#### Task data:
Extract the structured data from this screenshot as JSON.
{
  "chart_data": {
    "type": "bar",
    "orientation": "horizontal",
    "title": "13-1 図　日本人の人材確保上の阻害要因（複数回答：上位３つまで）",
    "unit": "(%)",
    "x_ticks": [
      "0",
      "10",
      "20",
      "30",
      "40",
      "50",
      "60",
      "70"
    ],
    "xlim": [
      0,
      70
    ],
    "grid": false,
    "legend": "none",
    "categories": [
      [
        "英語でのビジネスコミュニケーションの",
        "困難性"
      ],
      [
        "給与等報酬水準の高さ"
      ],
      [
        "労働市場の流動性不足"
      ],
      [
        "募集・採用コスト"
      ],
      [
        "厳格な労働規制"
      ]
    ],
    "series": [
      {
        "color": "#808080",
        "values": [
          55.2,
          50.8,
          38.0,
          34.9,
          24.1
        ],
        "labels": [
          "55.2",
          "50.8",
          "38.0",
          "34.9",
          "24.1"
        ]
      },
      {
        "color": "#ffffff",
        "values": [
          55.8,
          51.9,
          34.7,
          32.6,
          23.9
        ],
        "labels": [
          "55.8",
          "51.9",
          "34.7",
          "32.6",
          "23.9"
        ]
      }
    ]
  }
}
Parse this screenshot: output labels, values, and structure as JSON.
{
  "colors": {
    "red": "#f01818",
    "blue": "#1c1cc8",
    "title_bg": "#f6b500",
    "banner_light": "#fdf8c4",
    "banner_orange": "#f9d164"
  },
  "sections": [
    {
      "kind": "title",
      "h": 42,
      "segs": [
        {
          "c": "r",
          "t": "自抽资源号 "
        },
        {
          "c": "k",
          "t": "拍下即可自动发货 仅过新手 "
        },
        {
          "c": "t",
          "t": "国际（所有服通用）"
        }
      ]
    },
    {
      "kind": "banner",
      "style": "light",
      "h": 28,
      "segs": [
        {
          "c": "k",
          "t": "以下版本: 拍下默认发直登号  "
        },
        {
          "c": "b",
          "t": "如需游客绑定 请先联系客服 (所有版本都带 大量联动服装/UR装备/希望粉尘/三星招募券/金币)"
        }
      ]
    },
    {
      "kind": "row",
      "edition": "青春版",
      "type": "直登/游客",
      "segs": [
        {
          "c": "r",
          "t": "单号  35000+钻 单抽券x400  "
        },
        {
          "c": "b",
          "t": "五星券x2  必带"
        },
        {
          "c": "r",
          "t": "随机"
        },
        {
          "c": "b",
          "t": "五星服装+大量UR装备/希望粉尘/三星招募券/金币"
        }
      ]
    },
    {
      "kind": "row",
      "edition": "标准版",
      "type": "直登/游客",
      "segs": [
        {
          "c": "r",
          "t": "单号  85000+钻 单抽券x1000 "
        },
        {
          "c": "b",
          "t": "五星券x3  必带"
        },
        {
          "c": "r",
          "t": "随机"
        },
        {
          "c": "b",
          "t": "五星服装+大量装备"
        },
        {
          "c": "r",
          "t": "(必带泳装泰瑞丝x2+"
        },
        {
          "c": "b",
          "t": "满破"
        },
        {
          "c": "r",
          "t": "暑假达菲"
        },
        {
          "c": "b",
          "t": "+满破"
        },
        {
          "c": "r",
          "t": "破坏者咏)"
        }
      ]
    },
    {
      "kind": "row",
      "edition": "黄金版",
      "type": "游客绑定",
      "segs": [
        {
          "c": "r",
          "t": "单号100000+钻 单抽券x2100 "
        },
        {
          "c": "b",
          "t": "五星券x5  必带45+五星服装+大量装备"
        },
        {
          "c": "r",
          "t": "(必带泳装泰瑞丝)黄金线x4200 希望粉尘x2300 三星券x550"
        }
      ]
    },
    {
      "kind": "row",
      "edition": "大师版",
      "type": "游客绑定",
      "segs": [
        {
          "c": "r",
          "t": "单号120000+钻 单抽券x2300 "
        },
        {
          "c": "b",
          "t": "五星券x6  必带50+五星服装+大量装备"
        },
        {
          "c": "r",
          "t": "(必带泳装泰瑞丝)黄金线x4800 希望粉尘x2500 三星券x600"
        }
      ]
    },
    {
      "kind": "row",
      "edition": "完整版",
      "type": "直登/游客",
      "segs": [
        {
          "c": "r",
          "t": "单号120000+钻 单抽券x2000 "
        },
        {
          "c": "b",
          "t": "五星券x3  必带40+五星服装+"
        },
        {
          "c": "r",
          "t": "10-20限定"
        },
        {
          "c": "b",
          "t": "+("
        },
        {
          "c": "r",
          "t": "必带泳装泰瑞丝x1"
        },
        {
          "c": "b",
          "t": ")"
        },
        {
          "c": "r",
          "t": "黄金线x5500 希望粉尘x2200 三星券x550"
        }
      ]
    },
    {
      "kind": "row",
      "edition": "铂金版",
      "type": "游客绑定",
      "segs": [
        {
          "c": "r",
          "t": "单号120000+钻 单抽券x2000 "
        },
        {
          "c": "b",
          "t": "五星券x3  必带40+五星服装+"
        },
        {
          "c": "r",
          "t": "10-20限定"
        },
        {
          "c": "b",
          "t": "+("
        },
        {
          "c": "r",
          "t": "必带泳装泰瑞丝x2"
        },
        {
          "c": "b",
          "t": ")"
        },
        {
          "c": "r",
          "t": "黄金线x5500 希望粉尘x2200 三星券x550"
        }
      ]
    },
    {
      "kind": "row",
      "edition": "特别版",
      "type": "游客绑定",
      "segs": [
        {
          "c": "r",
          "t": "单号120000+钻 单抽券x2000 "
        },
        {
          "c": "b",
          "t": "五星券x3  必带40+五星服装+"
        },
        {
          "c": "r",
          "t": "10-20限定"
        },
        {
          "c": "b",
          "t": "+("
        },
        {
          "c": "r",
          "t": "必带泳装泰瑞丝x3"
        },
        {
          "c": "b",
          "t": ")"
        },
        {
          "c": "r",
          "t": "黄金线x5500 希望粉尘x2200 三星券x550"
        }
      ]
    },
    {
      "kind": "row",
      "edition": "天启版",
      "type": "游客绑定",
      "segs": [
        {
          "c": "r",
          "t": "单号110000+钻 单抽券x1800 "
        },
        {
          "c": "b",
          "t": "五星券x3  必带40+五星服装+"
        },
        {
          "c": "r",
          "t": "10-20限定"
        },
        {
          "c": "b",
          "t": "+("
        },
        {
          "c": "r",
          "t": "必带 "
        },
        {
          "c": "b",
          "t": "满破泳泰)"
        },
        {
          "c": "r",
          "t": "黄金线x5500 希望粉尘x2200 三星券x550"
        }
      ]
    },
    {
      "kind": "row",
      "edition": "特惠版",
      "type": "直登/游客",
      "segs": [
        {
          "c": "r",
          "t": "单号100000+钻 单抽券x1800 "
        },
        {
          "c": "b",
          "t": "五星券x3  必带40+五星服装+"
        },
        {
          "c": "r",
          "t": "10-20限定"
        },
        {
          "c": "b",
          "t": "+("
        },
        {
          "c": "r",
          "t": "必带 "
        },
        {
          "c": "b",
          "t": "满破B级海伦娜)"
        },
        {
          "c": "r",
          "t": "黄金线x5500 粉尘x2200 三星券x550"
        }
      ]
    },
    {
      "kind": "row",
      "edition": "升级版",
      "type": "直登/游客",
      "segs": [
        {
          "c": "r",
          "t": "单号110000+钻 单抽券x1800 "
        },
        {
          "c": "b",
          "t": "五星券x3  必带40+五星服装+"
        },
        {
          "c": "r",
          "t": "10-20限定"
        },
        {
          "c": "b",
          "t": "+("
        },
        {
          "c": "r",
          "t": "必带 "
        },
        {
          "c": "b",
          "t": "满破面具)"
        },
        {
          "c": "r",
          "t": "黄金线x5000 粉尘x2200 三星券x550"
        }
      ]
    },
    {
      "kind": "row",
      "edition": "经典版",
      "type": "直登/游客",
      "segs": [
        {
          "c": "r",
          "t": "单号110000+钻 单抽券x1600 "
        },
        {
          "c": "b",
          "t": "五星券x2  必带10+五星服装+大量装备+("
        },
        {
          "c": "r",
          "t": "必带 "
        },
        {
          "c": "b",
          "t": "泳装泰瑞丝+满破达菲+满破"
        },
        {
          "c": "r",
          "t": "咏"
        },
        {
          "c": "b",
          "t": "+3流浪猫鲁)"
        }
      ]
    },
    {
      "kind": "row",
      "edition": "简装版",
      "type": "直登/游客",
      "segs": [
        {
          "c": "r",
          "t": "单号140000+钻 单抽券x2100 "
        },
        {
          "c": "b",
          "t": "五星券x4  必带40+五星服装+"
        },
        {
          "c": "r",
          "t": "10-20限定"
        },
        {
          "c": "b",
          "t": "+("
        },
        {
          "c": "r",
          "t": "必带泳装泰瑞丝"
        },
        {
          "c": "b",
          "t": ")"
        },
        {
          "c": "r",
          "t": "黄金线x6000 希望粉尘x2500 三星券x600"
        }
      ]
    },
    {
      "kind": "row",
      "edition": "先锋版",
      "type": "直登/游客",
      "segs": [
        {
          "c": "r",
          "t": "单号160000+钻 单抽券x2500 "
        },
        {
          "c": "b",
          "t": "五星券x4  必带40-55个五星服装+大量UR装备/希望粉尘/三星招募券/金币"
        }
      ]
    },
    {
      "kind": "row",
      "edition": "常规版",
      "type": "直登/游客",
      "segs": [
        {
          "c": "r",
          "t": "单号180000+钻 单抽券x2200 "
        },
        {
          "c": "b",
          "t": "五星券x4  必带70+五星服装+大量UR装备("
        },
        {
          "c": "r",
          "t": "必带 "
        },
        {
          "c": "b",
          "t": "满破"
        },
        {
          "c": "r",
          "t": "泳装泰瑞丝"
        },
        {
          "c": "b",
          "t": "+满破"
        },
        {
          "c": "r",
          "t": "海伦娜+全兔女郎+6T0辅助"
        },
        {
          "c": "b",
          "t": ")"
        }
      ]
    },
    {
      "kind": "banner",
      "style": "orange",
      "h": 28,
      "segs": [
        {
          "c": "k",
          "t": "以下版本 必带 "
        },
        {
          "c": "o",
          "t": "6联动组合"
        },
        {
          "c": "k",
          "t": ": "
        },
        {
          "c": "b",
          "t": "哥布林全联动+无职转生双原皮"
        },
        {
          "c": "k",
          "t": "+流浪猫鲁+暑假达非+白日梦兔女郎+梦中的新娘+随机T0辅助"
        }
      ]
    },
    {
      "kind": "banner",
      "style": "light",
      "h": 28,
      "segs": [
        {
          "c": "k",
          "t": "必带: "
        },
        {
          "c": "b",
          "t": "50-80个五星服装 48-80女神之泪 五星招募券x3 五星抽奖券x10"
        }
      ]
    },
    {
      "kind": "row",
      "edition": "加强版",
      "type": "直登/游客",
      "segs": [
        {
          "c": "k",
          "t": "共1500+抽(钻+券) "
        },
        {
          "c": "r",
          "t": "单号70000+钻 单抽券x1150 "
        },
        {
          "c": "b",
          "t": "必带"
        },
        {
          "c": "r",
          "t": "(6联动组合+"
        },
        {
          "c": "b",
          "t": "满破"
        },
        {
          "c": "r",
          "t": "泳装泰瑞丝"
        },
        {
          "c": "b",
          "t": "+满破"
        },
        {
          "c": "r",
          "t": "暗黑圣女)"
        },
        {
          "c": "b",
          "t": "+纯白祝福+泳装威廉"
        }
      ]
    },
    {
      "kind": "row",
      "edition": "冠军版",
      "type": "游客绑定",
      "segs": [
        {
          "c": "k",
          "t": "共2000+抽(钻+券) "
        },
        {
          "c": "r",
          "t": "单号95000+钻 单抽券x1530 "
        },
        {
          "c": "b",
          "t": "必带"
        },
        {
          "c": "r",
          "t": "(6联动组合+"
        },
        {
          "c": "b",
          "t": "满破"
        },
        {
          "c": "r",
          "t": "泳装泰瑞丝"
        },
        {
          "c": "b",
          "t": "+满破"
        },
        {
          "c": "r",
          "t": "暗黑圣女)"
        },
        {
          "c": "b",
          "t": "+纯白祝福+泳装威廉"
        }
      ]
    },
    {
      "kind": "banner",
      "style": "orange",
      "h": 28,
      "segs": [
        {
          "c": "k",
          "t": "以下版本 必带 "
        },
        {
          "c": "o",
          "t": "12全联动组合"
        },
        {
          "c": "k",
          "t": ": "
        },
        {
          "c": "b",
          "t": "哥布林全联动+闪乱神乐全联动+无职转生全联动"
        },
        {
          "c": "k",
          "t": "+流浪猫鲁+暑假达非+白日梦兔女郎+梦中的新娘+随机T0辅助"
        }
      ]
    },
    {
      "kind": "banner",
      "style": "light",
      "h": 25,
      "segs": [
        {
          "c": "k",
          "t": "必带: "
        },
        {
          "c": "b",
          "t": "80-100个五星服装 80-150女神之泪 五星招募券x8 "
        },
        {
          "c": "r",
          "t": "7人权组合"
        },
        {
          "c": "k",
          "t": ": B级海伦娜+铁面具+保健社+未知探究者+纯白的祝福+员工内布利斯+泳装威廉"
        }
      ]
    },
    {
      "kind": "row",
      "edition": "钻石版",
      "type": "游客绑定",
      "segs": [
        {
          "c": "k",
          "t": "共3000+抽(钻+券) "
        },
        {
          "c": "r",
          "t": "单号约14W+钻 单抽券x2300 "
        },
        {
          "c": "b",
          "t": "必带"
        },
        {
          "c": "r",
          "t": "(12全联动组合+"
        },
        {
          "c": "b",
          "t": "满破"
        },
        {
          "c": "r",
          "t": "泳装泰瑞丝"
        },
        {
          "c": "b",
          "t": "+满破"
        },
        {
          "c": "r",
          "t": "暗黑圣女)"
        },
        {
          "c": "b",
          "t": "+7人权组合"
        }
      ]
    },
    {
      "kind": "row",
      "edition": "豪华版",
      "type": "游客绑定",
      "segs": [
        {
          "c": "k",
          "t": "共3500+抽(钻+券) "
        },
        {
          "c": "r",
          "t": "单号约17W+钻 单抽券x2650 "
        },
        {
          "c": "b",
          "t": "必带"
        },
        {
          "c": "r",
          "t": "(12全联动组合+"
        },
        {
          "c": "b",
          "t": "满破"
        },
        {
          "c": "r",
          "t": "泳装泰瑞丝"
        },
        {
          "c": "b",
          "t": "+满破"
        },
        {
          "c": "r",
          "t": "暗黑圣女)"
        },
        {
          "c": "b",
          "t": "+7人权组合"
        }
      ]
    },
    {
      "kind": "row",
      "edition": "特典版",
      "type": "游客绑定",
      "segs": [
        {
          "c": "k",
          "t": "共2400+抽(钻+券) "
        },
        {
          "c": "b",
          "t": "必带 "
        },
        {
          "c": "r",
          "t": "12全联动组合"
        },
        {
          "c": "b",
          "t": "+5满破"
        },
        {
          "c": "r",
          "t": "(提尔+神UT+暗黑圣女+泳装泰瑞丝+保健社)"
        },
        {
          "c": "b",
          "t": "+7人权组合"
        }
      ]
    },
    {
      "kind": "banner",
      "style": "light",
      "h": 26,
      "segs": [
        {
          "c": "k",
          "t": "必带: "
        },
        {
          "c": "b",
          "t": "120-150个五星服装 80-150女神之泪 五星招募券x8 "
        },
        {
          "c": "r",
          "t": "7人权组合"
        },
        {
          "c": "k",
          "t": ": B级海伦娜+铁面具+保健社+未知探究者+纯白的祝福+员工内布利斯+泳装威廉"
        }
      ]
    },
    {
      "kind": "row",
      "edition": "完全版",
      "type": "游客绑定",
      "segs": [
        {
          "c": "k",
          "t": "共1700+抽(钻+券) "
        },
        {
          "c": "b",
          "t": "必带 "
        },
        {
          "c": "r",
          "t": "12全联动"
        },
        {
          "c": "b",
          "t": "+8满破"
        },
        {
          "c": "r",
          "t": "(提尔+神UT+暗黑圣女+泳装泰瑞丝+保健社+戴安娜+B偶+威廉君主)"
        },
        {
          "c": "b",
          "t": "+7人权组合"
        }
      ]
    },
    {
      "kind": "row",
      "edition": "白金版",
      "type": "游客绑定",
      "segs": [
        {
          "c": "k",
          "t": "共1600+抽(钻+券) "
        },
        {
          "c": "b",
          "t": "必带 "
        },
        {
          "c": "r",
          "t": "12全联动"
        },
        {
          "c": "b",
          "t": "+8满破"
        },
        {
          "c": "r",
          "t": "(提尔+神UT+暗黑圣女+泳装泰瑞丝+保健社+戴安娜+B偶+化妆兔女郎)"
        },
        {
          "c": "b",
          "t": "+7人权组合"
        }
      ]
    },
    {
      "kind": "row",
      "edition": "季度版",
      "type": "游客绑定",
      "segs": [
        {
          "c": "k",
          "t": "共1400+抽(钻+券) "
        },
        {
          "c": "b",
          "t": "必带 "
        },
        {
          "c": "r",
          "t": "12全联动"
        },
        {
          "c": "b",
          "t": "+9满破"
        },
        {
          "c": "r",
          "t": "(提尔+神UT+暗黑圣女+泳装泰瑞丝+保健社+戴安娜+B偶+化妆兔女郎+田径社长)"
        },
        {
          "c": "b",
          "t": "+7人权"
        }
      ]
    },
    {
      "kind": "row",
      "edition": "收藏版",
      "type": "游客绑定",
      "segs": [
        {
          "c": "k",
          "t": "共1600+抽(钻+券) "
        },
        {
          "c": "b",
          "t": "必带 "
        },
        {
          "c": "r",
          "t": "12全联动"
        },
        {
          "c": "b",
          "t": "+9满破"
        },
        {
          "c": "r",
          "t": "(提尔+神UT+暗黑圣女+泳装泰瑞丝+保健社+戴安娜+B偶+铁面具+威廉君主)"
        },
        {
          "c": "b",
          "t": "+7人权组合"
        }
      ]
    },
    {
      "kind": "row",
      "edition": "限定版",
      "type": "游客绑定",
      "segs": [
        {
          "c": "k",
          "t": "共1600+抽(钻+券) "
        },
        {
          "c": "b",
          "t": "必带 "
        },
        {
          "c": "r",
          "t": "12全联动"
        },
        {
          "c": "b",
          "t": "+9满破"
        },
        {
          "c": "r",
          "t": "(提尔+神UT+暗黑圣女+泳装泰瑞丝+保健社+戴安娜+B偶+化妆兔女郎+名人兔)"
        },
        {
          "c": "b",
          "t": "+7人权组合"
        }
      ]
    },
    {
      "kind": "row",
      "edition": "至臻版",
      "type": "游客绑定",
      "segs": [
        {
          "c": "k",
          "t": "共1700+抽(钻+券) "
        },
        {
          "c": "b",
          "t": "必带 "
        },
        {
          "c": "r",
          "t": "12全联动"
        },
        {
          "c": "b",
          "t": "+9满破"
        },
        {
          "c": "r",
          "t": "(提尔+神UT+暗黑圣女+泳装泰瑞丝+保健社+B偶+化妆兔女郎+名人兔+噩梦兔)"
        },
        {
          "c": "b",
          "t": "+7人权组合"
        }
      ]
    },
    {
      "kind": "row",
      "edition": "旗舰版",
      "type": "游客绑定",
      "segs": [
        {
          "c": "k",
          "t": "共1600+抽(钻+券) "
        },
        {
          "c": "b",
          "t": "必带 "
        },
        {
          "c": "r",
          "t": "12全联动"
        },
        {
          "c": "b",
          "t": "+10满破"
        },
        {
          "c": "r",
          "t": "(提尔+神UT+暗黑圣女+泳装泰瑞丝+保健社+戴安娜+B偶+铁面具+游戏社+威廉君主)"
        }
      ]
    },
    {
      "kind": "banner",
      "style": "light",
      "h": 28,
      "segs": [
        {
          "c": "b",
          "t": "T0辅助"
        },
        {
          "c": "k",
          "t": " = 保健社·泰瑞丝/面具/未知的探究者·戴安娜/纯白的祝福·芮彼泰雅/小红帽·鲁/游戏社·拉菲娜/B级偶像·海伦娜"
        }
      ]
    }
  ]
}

#### What to work on:
In the records, locate each line holding the string "威廉君主" and copy it.

#### Solution to the exercise:
          "t": "(提尔+神UT+暗黑圣女+泳装泰瑞丝+保健社+戴安娜+B偶+威廉君主)"
          "t": "(提尔+神UT+暗黑圣女+泳装泰瑞丝+保健社+戴安娜+B偶+铁面具+威廉君主)"
          "t": "(提尔+神UT+暗黑圣女+泳装泰瑞丝+保健社+戴安娜+B偶+铁面具+游戏社+威廉君主)"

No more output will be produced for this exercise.